= DIRECTIONS =
The records below are to be repeated in full, exactly as they are.

= EXERCISE INPUT =
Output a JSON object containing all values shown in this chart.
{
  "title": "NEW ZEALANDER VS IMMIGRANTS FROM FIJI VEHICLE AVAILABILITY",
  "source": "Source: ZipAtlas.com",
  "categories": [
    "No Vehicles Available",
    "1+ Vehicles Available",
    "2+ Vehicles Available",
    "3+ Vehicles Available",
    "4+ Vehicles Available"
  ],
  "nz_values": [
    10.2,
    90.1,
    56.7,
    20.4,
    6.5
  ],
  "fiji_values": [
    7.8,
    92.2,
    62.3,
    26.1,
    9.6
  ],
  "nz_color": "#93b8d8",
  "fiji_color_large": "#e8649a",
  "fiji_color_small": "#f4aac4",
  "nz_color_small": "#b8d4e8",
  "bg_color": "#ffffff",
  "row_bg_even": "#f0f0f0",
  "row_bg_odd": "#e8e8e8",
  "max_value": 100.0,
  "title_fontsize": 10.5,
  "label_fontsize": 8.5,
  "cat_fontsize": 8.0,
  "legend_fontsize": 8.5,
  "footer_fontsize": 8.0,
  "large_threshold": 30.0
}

= TASK OUTPUT =
Output a JSON object containing all values shown in this chart.
{
  "title": "NEW ZEALANDER VS IMMIGRANTS FROM FIJI VEHICLE AVAILABILITY",
  "source": "Source: ZipAtlas.com",
  "categories": [
    "No Vehicles Available",
    "1+ Vehicles Available",
    "2+ Vehicles Available",
    "3+ Vehicles Available",
    "4+ Vehicles Available"
  ],
  "nz_values": [
    10.2,
    90.1,
    56.7,
    20.4,
    6.5
  ],
  "fiji_values": [
    7.8,
    92.2,
    62.3,
    26.1,
    9.6
  ],
  "nz_color": "#93b8d8",
  "fiji_color_large": "#e8649a",
  "fiji_color_small": "#f4aac4",
  "nz_color_small": "#b8d4e8",
  "bg_color": "#ffffff",
  "row_bg_even": "#f0f0f0",
  "row_bg_odd": "#e8e8e8",
  "max_value": 100.0,
  "title_fontsize": 10.5,
  "label_fontsize": 8.5,
  "cat_fontsize": 8.0,
  "legend_fontsize": 8.5,
  "footer_fontsize": 8.0,
  "large_threshold": 30.0
}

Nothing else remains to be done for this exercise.